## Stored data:
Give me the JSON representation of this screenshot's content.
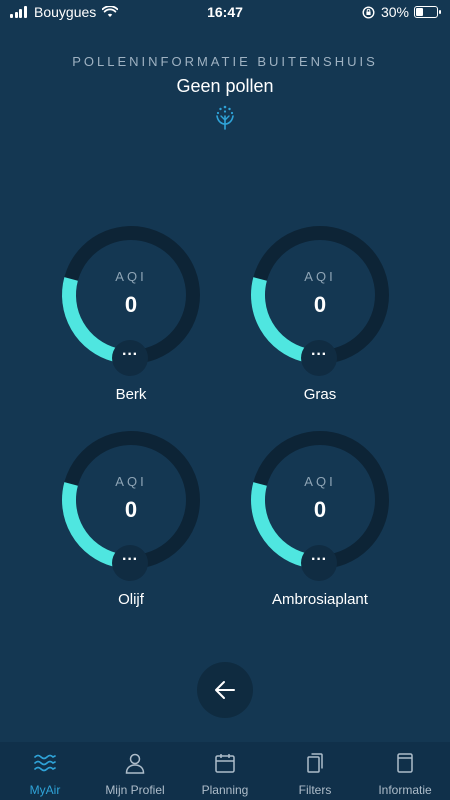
{
  "status_bar": {
    "carrier": "Bouygues",
    "time": "16:47",
    "battery": "30%",
    "battery_level": 0.3
  },
  "header": {
    "subtitle": "POLLENINFORMATIE BUITENSHUIS",
    "title": "Geen pollen",
    "icon": "pollen-icon"
  },
  "gauges": [
    {
      "label": "AQI",
      "value": "0",
      "name": "Berk",
      "more": "···"
    },
    {
      "label": "AQI",
      "value": "0",
      "name": "Gras",
      "more": "···"
    },
    {
      "label": "AQI",
      "value": "0",
      "name": "Olijf",
      "more": "···"
    },
    {
      "label": "AQI",
      "value": "0",
      "name": "Ambrosiaplant",
      "more": "···"
    }
  ],
  "back_button": {
    "icon": "arrow-left-icon"
  },
  "tabs": [
    {
      "label": "MyAir",
      "icon": "waves-icon",
      "active": true
    },
    {
      "label": "Mijn Profiel",
      "icon": "person-icon",
      "active": false
    },
    {
      "label": "Planning",
      "icon": "calendar-icon",
      "active": false
    },
    {
      "label": "Filters",
      "icon": "filters-icon",
      "active": false
    },
    {
      "label": "Informatie",
      "icon": "book-icon",
      "active": false
    }
  ],
  "colors": {
    "background": "#143752",
    "ring_track": "#0d2436",
    "ring_accent": "#4fe6e0",
    "active_tab": "#2fa3d8",
    "tab_text": "#aebdca"
  }
}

## BRIEF:
Make an exact copy of all the material, but keep the pictures out of it.

## ANSWER TO THE EXERCISE:
Give me the JSON representation of this screenshot's content.
{
  "status_bar": {
    "carrier": "Bouygues",
    "time": "16:47",
    "battery": "30%",
    "battery_level": 0.3
  },
  "header": {
    "subtitle": "POLLENINFORMATIE BUITENSHUIS",
    "title": "Geen pollen",
    "icon": "pollen-icon"
  },
  "gauges": [
    {
      "label": "AQI",
      "value": "0",
      "name": "Berk",
      "more": "···"
    },
    {
      "label": "AQI",
      "value": "0",
      "name": "Gras",
      "more": "···"
    },
    {
      "label": "AQI",
      "value": "0",
      "name": "Olijf",
      "more": "···"
    },
    {
      "label": "AQI",
      "value": "0",
      "name": "Ambrosiaplant",
      "more": "···"
    }
  ],
  "back_button": {
    "icon": "arrow-left-icon"
  },
  "tabs": [
    {
      "label": "MyAir",
      "icon": "waves-icon",
      "active": true
    },
    {
      "label": "Mijn Profiel",
      "icon": "person-icon",
      "active": false
    },
    {
      "label": "Planning",
      "icon": "calendar-icon",
      "active": false
    },
    {
      "label": "Filters",
      "icon": "filters-icon",
      "active": false
    },
    {
      "label": "Informatie",
      "icon": "book-icon",
      "active": false
    }
  ],
  "colors": {
    "background": "#143752",
    "ring_track": "#0d2436",
    "ring_accent": "#4fe6e0",
    "active_tab": "#2fa3d8",
    "tab_text": "#aebdca"
  }
}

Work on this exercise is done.